Direction: In the entries below, find every line holding the string "data" and collect it.

(begin)

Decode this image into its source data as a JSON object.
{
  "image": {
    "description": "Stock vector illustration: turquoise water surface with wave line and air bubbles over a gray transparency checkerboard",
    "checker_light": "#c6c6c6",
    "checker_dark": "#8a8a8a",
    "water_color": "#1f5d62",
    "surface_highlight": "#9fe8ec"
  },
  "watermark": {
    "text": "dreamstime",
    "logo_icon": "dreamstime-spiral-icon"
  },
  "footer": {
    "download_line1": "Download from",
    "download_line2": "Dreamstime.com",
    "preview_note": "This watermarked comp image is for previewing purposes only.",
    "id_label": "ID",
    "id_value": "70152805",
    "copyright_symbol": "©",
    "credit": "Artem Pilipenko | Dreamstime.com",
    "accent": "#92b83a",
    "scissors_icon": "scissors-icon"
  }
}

(end)
(begin)

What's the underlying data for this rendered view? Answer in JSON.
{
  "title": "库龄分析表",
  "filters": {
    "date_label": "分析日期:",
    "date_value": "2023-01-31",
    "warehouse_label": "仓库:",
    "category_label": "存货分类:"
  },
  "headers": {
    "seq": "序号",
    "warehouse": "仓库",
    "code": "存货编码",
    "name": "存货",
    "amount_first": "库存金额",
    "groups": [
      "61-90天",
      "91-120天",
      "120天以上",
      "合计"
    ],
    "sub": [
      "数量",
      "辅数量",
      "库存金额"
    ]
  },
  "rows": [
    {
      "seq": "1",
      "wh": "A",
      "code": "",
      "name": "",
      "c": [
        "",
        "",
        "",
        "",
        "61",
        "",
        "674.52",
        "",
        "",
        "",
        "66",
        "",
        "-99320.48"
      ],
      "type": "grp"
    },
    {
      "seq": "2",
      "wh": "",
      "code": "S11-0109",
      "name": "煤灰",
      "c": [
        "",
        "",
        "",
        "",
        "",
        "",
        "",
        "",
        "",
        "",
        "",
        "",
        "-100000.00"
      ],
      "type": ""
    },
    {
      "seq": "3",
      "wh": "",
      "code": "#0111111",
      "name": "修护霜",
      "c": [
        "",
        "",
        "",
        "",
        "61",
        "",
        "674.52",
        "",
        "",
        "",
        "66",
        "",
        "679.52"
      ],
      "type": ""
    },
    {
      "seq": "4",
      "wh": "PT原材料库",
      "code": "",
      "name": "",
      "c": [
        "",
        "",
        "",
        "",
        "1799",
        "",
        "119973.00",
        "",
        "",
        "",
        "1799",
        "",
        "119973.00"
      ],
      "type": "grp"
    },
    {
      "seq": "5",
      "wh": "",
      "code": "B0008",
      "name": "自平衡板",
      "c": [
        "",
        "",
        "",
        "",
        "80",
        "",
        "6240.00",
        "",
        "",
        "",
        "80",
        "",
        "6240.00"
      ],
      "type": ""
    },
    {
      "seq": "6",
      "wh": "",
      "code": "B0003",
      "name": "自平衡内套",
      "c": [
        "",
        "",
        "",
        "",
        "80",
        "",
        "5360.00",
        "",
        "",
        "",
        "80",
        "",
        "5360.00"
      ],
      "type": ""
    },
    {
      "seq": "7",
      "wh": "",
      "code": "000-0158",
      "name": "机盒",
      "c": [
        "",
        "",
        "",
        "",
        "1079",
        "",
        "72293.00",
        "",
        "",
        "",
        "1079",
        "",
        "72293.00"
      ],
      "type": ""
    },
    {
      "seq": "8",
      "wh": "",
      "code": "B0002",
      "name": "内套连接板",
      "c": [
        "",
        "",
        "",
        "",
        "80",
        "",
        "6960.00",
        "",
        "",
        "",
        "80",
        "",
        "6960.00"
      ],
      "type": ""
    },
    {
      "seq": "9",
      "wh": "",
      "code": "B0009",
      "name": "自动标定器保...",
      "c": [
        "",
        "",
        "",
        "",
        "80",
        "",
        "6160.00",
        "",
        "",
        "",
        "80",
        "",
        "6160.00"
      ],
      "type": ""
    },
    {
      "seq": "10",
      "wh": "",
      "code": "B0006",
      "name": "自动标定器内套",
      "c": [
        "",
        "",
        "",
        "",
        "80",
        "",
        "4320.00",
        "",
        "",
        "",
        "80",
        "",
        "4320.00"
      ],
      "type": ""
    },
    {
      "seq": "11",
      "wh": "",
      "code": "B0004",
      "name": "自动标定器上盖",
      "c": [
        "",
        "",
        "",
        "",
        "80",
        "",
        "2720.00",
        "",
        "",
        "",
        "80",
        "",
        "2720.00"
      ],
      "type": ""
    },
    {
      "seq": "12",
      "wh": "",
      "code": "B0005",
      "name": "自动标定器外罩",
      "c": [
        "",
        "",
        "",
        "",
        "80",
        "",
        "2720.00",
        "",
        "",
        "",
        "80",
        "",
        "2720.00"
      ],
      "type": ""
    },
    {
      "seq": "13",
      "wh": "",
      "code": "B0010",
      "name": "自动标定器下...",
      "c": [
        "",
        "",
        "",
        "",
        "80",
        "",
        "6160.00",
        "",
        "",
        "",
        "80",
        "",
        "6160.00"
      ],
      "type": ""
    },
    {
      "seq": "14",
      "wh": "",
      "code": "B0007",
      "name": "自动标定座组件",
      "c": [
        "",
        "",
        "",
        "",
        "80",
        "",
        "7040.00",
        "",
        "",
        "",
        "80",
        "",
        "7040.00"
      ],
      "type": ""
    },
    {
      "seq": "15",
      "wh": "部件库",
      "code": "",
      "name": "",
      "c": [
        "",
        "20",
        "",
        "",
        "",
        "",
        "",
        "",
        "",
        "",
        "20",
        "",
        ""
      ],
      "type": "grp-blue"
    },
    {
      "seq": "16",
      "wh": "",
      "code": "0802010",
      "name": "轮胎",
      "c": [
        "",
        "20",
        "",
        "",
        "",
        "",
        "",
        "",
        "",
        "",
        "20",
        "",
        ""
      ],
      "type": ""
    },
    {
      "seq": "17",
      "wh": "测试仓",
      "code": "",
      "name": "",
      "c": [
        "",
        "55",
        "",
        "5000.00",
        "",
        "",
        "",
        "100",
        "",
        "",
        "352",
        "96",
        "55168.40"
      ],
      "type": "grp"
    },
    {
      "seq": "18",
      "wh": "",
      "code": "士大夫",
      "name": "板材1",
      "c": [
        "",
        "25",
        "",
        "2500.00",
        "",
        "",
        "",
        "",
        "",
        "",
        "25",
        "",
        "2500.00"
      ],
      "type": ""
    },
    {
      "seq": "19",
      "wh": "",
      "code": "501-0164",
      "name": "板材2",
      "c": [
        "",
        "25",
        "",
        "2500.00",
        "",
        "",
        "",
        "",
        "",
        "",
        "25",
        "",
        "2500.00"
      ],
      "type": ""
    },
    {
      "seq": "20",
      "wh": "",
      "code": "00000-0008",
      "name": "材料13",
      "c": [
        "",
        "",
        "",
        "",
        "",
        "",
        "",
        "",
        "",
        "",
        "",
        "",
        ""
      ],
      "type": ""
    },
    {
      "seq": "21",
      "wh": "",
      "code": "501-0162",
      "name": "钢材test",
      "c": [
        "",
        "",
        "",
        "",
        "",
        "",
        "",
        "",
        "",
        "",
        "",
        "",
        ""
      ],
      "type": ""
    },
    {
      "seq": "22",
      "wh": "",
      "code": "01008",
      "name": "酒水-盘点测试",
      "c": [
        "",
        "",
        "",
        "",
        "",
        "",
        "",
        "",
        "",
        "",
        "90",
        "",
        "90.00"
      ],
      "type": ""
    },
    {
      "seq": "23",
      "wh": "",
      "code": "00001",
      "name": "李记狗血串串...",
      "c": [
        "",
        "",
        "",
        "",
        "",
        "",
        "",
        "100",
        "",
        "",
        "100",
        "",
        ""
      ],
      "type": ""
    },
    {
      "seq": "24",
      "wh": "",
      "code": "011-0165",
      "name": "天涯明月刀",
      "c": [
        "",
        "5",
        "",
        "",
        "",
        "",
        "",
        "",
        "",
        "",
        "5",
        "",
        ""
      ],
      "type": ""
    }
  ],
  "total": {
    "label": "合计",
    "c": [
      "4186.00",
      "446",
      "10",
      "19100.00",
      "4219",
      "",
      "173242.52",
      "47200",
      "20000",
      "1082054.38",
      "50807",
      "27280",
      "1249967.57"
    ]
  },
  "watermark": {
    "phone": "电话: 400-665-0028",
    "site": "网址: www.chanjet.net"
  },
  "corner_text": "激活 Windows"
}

(end)

Worked solution:
Decode this image into its source data as a JSON object.
What's the underlying data for this rendered view? Answer in JSON.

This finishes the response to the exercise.